▸ Aim of the exercise: In the listing below, substitute "Backups" for every occurrence of "Softpedia" and leave everything else as it is.

▸ Record excerpts:
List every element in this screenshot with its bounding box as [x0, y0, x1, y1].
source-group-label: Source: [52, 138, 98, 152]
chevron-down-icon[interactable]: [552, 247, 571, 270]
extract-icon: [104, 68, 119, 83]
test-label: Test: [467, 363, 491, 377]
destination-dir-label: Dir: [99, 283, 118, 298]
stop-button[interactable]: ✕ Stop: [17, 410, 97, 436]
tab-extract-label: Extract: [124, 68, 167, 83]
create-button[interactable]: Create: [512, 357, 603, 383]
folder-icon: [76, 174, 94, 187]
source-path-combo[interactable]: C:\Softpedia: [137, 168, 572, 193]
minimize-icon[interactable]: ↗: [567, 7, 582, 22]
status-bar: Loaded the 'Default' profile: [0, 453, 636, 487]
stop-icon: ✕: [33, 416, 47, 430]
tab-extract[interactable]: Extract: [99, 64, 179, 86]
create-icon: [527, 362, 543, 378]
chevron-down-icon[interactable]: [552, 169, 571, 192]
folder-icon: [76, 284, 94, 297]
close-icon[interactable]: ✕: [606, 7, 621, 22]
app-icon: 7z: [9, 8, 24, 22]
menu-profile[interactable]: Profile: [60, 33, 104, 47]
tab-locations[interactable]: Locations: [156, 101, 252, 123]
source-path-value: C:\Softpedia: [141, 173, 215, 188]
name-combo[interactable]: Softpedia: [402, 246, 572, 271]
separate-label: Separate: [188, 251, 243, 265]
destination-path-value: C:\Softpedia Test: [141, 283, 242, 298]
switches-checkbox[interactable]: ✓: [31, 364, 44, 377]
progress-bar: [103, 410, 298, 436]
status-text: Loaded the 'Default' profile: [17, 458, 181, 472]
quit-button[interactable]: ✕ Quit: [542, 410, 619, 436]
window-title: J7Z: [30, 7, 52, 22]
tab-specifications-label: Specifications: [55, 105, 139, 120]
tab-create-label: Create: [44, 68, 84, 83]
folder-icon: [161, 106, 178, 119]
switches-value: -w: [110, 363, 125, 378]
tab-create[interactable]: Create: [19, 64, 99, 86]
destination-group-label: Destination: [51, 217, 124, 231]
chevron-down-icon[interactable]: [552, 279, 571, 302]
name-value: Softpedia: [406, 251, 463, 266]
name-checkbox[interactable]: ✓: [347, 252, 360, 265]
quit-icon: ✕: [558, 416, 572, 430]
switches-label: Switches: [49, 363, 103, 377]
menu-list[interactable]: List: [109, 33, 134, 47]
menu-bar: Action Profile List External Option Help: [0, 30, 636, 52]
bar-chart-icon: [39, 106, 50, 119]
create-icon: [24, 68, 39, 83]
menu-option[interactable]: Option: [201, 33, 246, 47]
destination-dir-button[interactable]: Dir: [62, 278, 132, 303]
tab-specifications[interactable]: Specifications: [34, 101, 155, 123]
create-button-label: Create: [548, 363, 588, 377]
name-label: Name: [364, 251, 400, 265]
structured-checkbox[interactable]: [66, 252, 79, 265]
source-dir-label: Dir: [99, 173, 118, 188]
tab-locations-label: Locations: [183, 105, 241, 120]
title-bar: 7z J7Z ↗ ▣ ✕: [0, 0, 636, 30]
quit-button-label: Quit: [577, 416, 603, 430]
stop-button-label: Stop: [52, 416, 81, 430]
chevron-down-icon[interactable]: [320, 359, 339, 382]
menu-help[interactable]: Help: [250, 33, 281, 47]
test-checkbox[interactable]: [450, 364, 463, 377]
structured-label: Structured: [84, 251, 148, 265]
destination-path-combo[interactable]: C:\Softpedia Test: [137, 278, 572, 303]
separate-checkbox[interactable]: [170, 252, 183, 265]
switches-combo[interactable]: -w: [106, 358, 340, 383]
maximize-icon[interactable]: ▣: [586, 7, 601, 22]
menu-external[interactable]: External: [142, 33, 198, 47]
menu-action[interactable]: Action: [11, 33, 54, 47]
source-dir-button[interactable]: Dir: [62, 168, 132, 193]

▸ Complete output:
List every element in this screenshot with its bounding box as [x0, y0, x1, y1].
source-group-label: Source: [52, 138, 98, 152]
chevron-down-icon[interactable]: [552, 247, 571, 270]
extract-icon: [104, 68, 119, 83]
test-label: Test: [467, 363, 491, 377]
destination-dir-label: Dir: [99, 283, 118, 298]
stop-button[interactable]: ✕ Stop: [17, 410, 97, 436]
tab-extract-label: Extract: [124, 68, 167, 83]
create-button[interactable]: Create: [512, 357, 603, 383]
folder-icon: [76, 174, 94, 187]
source-path-combo[interactable]: C:\Backups: [137, 168, 572, 193]
minimize-icon[interactable]: ↗: [567, 7, 582, 22]
status-bar: Loaded the 'Default' profile: [0, 453, 636, 487]
stop-icon: ✕: [33, 416, 47, 430]
tab-extract[interactable]: Extract: [99, 64, 179, 86]
create-icon: [527, 362, 543, 378]
chevron-down-icon[interactable]: [552, 169, 571, 192]
folder-icon: [76, 284, 94, 297]
close-icon[interactable]: ✕: [606, 7, 621, 22]
app-icon: 7z: [9, 8, 24, 22]
menu-profile[interactable]: Profile: [60, 33, 104, 47]
tab-locations[interactable]: Locations: [156, 101, 252, 123]
source-path-value: C:\Backups: [141, 173, 215, 188]
name-combo[interactable]: Backups: [402, 246, 572, 271]
separate-label: Separate: [188, 251, 243, 265]
destination-path-value: C:\Backups Test: [141, 283, 242, 298]
switches-checkbox[interactable]: ✓: [31, 364, 44, 377]
progress-bar: [103, 410, 298, 436]
status-text: Loaded the 'Default' profile: [17, 458, 181, 472]
quit-button[interactable]: ✕ Quit: [542, 410, 619, 436]
window-title: J7Z: [30, 7, 52, 22]
tab-specifications-label: Specifications: [55, 105, 139, 120]
tab-create-label: Create: [44, 68, 84, 83]
folder-icon: [161, 106, 178, 119]
switches-value: -w: [110, 363, 125, 378]
tab-create[interactable]: Create: [19, 64, 99, 86]
destination-group-label: Destination: [51, 217, 124, 231]
chevron-down-icon[interactable]: [552, 279, 571, 302]
name-value: Backups: [406, 251, 463, 266]
name-checkbox[interactable]: ✓: [347, 252, 360, 265]
quit-icon: ✕: [558, 416, 572, 430]
switches-label: Switches: [49, 363, 103, 377]
menu-list[interactable]: List: [109, 33, 134, 47]
menu-bar: Action Profile List External Option Help: [0, 30, 636, 52]
bar-chart-icon: [39, 106, 50, 119]
create-icon: [24, 68, 39, 83]
menu-option[interactable]: Option: [201, 33, 246, 47]
destination-dir-button[interactable]: Dir: [62, 278, 132, 303]
tab-specifications[interactable]: Specifications: [34, 101, 155, 123]
create-button-label: Create: [548, 363, 588, 377]
name-label: Name: [364, 251, 400, 265]
structured-checkbox[interactable]: [66, 252, 79, 265]
source-dir-label: Dir: [99, 173, 118, 188]
tab-locations-label: Locations: [183, 105, 241, 120]
title-bar: 7z J7Z ↗ ▣ ✕: [0, 0, 636, 30]
quit-button-label: Quit: [577, 416, 603, 430]
stop-button-label: Stop: [52, 416, 81, 430]
chevron-down-icon[interactable]: [320, 359, 339, 382]
menu-help[interactable]: Help: [250, 33, 281, 47]
test-checkbox[interactable]: [450, 364, 463, 377]
structured-label: Structured: [84, 251, 148, 265]
destination-path-combo[interactable]: C:\Backups Test: [137, 278, 572, 303]
separate-checkbox[interactable]: [170, 252, 183, 265]
switches-combo[interactable]: -w: [106, 358, 340, 383]
maximize-icon[interactable]: ▣: [586, 7, 601, 22]
menu-external[interactable]: External: [142, 33, 198, 47]
menu-action[interactable]: Action: [11, 33, 54, 47]
source-dir-button[interactable]: Dir: [62, 168, 132, 193]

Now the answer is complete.